_Stated task:_
Show, in full, each line of the data that contains "JSON".

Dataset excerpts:

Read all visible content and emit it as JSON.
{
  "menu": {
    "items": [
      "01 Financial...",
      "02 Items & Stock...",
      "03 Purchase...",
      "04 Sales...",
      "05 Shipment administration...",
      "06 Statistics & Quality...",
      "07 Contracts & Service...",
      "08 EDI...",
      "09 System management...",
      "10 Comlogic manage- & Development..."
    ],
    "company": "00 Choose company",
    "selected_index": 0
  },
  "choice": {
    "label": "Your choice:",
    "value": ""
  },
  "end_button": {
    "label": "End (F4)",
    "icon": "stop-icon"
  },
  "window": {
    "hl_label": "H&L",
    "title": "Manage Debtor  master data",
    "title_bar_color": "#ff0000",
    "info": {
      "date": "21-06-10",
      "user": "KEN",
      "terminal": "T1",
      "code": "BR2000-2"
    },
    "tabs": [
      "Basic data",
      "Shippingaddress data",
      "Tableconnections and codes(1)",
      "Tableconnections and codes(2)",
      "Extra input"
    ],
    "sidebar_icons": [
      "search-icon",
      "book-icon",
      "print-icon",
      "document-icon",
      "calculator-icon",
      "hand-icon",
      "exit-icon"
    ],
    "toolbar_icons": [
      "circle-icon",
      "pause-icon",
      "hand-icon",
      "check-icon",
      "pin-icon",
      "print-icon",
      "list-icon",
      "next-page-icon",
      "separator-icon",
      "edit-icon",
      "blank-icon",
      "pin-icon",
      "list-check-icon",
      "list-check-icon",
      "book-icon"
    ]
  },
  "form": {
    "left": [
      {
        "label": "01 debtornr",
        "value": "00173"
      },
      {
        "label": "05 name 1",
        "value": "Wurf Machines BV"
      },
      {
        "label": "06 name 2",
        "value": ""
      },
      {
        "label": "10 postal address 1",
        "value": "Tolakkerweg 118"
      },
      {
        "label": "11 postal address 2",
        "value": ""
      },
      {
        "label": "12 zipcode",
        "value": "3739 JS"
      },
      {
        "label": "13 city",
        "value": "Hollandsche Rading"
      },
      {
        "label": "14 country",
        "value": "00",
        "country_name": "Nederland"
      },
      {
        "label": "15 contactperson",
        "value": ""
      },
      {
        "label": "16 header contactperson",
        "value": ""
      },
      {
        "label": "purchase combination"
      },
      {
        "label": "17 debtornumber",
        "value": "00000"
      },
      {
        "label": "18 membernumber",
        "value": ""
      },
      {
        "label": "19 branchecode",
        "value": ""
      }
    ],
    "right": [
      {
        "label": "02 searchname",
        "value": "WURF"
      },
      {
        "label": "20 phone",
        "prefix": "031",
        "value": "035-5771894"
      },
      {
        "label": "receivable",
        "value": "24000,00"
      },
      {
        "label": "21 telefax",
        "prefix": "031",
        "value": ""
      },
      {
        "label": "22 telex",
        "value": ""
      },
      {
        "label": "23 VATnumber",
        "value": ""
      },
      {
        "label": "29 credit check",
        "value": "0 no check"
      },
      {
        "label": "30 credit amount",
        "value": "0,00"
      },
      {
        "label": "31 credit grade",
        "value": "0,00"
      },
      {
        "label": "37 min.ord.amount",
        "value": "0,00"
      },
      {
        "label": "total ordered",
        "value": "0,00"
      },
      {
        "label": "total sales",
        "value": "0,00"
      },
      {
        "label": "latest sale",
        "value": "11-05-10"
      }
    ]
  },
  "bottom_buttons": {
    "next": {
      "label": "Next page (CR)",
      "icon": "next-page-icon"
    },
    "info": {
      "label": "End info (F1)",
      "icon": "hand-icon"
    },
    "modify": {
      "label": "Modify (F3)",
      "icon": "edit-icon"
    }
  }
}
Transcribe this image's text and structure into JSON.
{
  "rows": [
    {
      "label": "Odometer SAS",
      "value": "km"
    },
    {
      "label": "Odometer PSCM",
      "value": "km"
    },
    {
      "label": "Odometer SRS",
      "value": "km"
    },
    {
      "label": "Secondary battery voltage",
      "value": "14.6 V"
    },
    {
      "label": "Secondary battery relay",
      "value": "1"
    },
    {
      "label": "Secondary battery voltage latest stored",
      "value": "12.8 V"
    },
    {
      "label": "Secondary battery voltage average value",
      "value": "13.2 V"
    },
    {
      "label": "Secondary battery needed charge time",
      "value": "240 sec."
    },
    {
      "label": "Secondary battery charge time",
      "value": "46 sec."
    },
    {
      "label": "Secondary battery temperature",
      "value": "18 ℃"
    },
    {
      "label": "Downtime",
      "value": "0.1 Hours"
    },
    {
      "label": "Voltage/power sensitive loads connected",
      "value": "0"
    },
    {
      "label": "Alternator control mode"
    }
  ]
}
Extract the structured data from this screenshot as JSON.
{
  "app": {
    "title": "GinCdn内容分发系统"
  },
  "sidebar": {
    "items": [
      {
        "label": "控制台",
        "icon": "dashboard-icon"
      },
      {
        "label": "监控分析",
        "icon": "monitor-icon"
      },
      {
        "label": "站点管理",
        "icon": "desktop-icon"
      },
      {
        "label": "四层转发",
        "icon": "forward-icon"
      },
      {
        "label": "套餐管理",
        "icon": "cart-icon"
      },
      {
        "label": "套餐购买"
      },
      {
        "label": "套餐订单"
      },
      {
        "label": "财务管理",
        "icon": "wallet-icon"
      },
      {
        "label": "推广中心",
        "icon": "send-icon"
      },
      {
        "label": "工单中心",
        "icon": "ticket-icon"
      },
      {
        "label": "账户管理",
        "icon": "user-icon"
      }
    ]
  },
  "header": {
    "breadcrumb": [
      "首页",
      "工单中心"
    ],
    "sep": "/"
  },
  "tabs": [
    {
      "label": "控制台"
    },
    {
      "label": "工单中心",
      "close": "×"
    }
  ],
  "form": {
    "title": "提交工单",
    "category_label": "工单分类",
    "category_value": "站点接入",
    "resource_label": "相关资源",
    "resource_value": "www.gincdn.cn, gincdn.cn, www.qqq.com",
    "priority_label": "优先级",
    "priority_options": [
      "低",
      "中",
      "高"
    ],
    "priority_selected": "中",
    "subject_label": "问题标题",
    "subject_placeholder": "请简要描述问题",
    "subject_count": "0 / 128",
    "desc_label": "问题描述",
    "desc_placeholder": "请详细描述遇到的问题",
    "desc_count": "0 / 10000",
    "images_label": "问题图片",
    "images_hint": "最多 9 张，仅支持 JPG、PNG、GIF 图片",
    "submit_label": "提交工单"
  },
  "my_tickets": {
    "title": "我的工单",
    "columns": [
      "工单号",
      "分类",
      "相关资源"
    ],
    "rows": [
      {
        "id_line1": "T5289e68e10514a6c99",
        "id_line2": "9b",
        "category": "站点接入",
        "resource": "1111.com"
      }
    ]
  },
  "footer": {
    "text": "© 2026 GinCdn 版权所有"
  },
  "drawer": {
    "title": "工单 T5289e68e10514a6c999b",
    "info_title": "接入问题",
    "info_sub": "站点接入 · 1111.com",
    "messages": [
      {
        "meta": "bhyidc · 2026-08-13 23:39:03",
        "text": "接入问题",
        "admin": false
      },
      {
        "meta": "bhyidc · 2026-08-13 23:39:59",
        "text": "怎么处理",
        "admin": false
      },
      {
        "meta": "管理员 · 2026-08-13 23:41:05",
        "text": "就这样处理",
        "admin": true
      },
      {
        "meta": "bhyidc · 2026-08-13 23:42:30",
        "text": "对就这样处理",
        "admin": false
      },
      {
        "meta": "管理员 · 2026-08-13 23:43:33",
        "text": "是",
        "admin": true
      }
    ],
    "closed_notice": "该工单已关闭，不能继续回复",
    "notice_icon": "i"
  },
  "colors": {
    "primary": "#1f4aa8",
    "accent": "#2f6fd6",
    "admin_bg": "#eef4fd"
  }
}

_Complete response:_
Read all visible content and emit it as JSON.
Transcribe this image's text and structure into JSON.
Extract the structured data from this screenshot as JSON.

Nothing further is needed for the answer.